If a line in the records below includes the word "Dolphin", count it, then give the total and nothing else.

Data records for software interfaces
----

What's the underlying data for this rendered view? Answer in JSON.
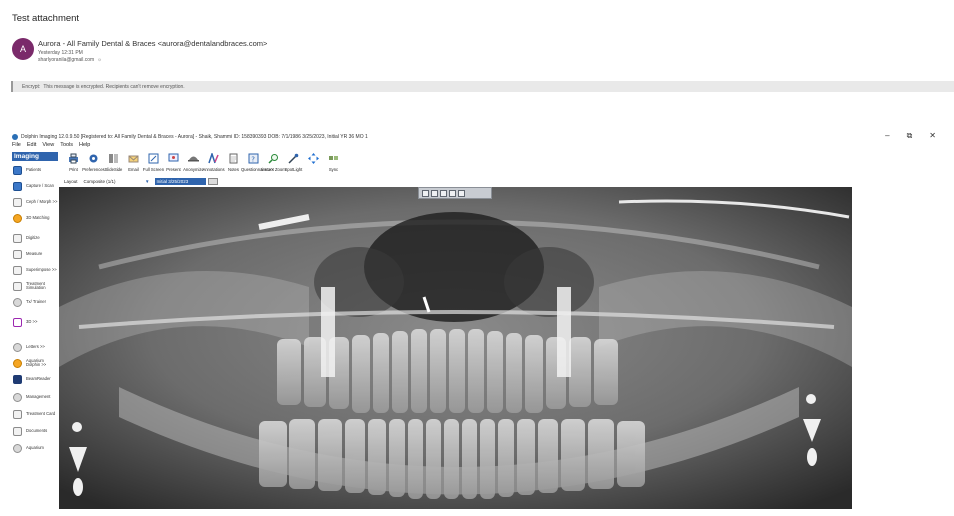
{
  "email": {
    "subject": "Test attachment",
    "avatar_initial": "A",
    "sender": "Aurora - All Family Dental & Braces <aurora@dentalandbraces.com>",
    "time": "Yesterday 12:31 PM",
    "recipient": "sharlyoranila@gmail.com",
    "recipient_icon": "☼",
    "banner_label": "Encrypt:",
    "banner_text": "This message is encrypted. Recipients can't remove encryption."
  },
  "window": {
    "title": "Dolphin Imaging 12.0.9.50 [Registered to: All Family Dental & Braces - Aurora] - Shaik, Shammi ID: 158390393 DOB: 7/1/1986 3/25/2023, Initial  YR 36  MO 1",
    "minimize_glyph": "–",
    "restore_glyph": "⧉",
    "close_glyph": "✕",
    "menu": [
      "File",
      "Edit",
      "View",
      "Tools",
      "Help"
    ]
  },
  "sidebar": {
    "header": "Imaging",
    "items": [
      {
        "label": "Patients",
        "icon": "patients-icon"
      },
      {
        "label": "Capture / Scan",
        "icon": "capture-icon"
      },
      {
        "label": "Ceph / Morph >>",
        "icon": "ceph-icon"
      },
      {
        "label": "3D Matching",
        "icon": "3d-matching-icon"
      },
      {
        "label": "Digitize",
        "icon": "digitize-icon"
      },
      {
        "label": "Measure",
        "icon": "measure-icon"
      },
      {
        "label": "Superimpose >>",
        "icon": "superimpose-icon"
      },
      {
        "label": "Treatment Simulation",
        "icon": "treatment-simulation-icon"
      },
      {
        "label": "Tx/ Trainer",
        "icon": "trainer-icon"
      },
      {
        "label": "3D >>",
        "icon": "3d-icon"
      },
      {
        "label": "Letters >>",
        "icon": "letters-icon"
      },
      {
        "label": "Aquarium Dolphin >>",
        "icon": "aquarium-icon"
      },
      {
        "label": "BeamReader",
        "icon": "beamreader-icon"
      },
      {
        "label": "Management",
        "icon": "management-icon"
      },
      {
        "label": "Treatment Card",
        "icon": "treatment-card-icon"
      },
      {
        "label": "Documents",
        "icon": "documents-icon"
      },
      {
        "label": "Aquarium",
        "icon": "aquarium-icon"
      }
    ]
  },
  "toolbar": {
    "items": [
      {
        "label": "Print",
        "icon": "printer-icon"
      },
      {
        "label": "Preferences",
        "icon": "gear-icon"
      },
      {
        "label": "SlideSide",
        "icon": "slideside-icon"
      },
      {
        "label": "Email",
        "icon": "email-icon"
      },
      {
        "label": "Full Screen",
        "icon": "fullscreen-icon"
      },
      {
        "label": "Present",
        "icon": "present-icon"
      },
      {
        "label": "Anonymize",
        "icon": "anonymize-icon"
      },
      {
        "label": "Annotations",
        "icon": "annotations-icon"
      },
      {
        "label": "Notes",
        "icon": "notes-icon"
      },
      {
        "label": "Questionnaire >>",
        "icon": "questionnaire-icon"
      },
      {
        "label": "Instant Zoom",
        "icon": "zoom-icon"
      },
      {
        "label": "SpotLight",
        "icon": "spotlight-icon"
      },
      {
        "label": "",
        "icon": "move-arrows-icon"
      },
      {
        "label": "Sync",
        "icon": "sync-icon"
      }
    ]
  },
  "layout": {
    "label": "Layout",
    "value": "Composite (1/1)",
    "visit": "Initial 3/25/2023"
  },
  "image": {
    "type": "panoramic dental x-ray",
    "toolbar_icons": [
      "zoom-in-icon",
      "zoom-out-icon",
      "fit-icon",
      "rotate-icon",
      "close-icon"
    ]
  }
}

----

> [Answer area]: 2